SHORT TASK >> Give every entry again, unchanged, and leave its images out.
#### DATA SECTION
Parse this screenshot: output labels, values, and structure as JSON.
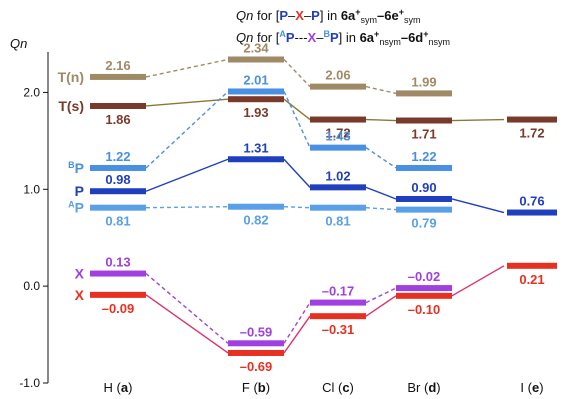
{
  "chart_data": {
    "type": "line",
    "title_line1": {
      "pre": "Qn",
      "mid": " for [",
      "a": "P",
      "b": "–",
      "c": "X",
      "d": "–",
      "e": "P",
      "post": "] in ",
      "bold1": "6a",
      "sup1": "+",
      "sub1": "sym",
      "dash": "–",
      "bold2": "6e",
      "sup2": "+",
      "sub2": "sym"
    },
    "title_line2": {
      "pre": "Qn",
      "mid": " for [",
      "sup_a": "A",
      "a": "P",
      "b": "---",
      "c": "X",
      "d": "–",
      "sup_e": "B",
      "e": "P",
      "post": "] in ",
      "bold1": "6a",
      "sup1": "+",
      "sub1": "nsym",
      "dash": "–",
      "bold2": "6d",
      "sup2": "+",
      "sub2": "nsym"
    },
    "ylabel": "Qn",
    "ylim": [
      -1.0,
      2.5
    ],
    "yticks": [
      -1.0,
      0.0,
      1.0,
      2.0
    ],
    "ytick_labels": [
      "-1.0",
      "0.0",
      "1.0",
      "2.0"
    ],
    "categories": [
      {
        "name": "H",
        "letter": "a"
      },
      {
        "name": "F",
        "letter": "b"
      },
      {
        "name": "Cl",
        "letter": "c"
      },
      {
        "name": "Br",
        "letter": "d"
      },
      {
        "name": "I",
        "letter": "e"
      }
    ],
    "series": [
      {
        "name": "T(n)",
        "color": "#a08a66",
        "dashed": true,
        "values": [
          2.16,
          2.34,
          2.06,
          1.99,
          null
        ],
        "labels": [
          "2.16",
          "2.34",
          "2.06",
          "1.99",
          null
        ],
        "label_pos": "above"
      },
      {
        "name": "T(s)",
        "color": "#7a3a2a",
        "dashed": false,
        "values": [
          1.86,
          1.93,
          1.72,
          1.71,
          1.72
        ],
        "labels": [
          "1.86",
          "1.93",
          "1.72",
          "1.71",
          "1.72"
        ],
        "label_pos": "below",
        "line_color": "#8a7a30"
      },
      {
        "name": "P",
        "sup": "B",
        "color": "#4a90e2",
        "dashed": true,
        "values": [
          1.22,
          2.01,
          1.43,
          1.22,
          null
        ],
        "labels": [
          "1.22",
          "2.01",
          "1.43",
          "1.22",
          null
        ],
        "label_pos": "above"
      },
      {
        "name": "P",
        "color": "#1f3fbf",
        "dashed": false,
        "values": [
          0.98,
          1.31,
          1.02,
          0.9,
          0.76
        ],
        "labels": [
          "0.98",
          "1.31",
          "1.02",
          "0.90",
          "0.76"
        ],
        "label_pos": "above"
      },
      {
        "name": "P",
        "sup": "A",
        "color": "#5aa0e8",
        "dashed": true,
        "values": [
          0.81,
          0.82,
          0.81,
          0.79,
          null
        ],
        "labels": [
          "0.81",
          "0.82",
          "0.81",
          "0.79",
          null
        ],
        "label_pos": "below"
      },
      {
        "name": "X",
        "color": "#a040e0",
        "dashed": true,
        "values": [
          0.13,
          -0.59,
          -0.17,
          -0.02,
          null
        ],
        "labels": [
          "0.13",
          "–0.59",
          "–0.17",
          "–0.02",
          null
        ],
        "label_pos": "above"
      },
      {
        "name": "X",
        "color": "#e83020",
        "dashed": false,
        "values": [
          -0.09,
          -0.69,
          -0.31,
          -0.1,
          0.21
        ],
        "labels": [
          "–0.09",
          "–0.69",
          "–0.31",
          "–0.10",
          "0.21"
        ],
        "label_pos": "below",
        "line_color": "#e0306a"
      }
    ]
  }
}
########
CORRECT ANSWER >>
Parse this screenshot: output labels, values, and structure as JSON.
{
  "chart_data": {
    "type": "line",
    "title_line1": {
      "pre": "Qn",
      "mid": " for [",
      "a": "P",
      "b": "–",
      "c": "X",
      "d": "–",
      "e": "P",
      "post": "] in ",
      "bold1": "6a",
      "sup1": "+",
      "sub1": "sym",
      "dash": "–",
      "bold2": "6e",
      "sup2": "+",
      "sub2": "sym"
    },
    "title_line2": {
      "pre": "Qn",
      "mid": " for [",
      "sup_a": "A",
      "a": "P",
      "b": "---",
      "c": "X",
      "d": "–",
      "sup_e": "B",
      "e": "P",
      "post": "] in ",
      "bold1": "6a",
      "sup1": "+",
      "sub1": "nsym",
      "dash": "–",
      "bold2": "6d",
      "sup2": "+",
      "sub2": "nsym"
    },
    "ylabel": "Qn",
    "ylim": [
      -1.0,
      2.5
    ],
    "yticks": [
      -1.0,
      0.0,
      1.0,
      2.0
    ],
    "ytick_labels": [
      "-1.0",
      "0.0",
      "1.0",
      "2.0"
    ],
    "categories": [
      {
        "name": "H",
        "letter": "a"
      },
      {
        "name": "F",
        "letter": "b"
      },
      {
        "name": "Cl",
        "letter": "c"
      },
      {
        "name": "Br",
        "letter": "d"
      },
      {
        "name": "I",
        "letter": "e"
      }
    ],
    "series": [
      {
        "name": "T(n)",
        "color": "#a08a66",
        "dashed": true,
        "values": [
          2.16,
          2.34,
          2.06,
          1.99,
          null
        ],
        "labels": [
          "2.16",
          "2.34",
          "2.06",
          "1.99",
          null
        ],
        "label_pos": "above"
      },
      {
        "name": "T(s)",
        "color": "#7a3a2a",
        "dashed": false,
        "values": [
          1.86,
          1.93,
          1.72,
          1.71,
          1.72
        ],
        "labels": [
          "1.86",
          "1.93",
          "1.72",
          "1.71",
          "1.72"
        ],
        "label_pos": "below",
        "line_color": "#8a7a30"
      },
      {
        "name": "P",
        "sup": "B",
        "color": "#4a90e2",
        "dashed": true,
        "values": [
          1.22,
          2.01,
          1.43,
          1.22,
          null
        ],
        "labels": [
          "1.22",
          "2.01",
          "1.43",
          "1.22",
          null
        ],
        "label_pos": "above"
      },
      {
        "name": "P",
        "color": "#1f3fbf",
        "dashed": false,
        "values": [
          0.98,
          1.31,
          1.02,
          0.9,
          0.76
        ],
        "labels": [
          "0.98",
          "1.31",
          "1.02",
          "0.90",
          "0.76"
        ],
        "label_pos": "above"
      },
      {
        "name": "P",
        "sup": "A",
        "color": "#5aa0e8",
        "dashed": true,
        "values": [
          0.81,
          0.82,
          0.81,
          0.79,
          null
        ],
        "labels": [
          "0.81",
          "0.82",
          "0.81",
          "0.79",
          null
        ],
        "label_pos": "below"
      },
      {
        "name": "X",
        "color": "#a040e0",
        "dashed": true,
        "values": [
          0.13,
          -0.59,
          -0.17,
          -0.02,
          null
        ],
        "labels": [
          "0.13",
          "–0.59",
          "–0.17",
          "–0.02",
          null
        ],
        "label_pos": "above"
      },
      {
        "name": "X",
        "color": "#e83020",
        "dashed": false,
        "values": [
          -0.09,
          -0.69,
          -0.31,
          -0.1,
          0.21
        ],
        "labels": [
          "–0.09",
          "–0.69",
          "–0.31",
          "–0.10",
          "0.21"
        ],
        "label_pos": "below",
        "line_color": "#e0306a"
      }
    ]
  }
}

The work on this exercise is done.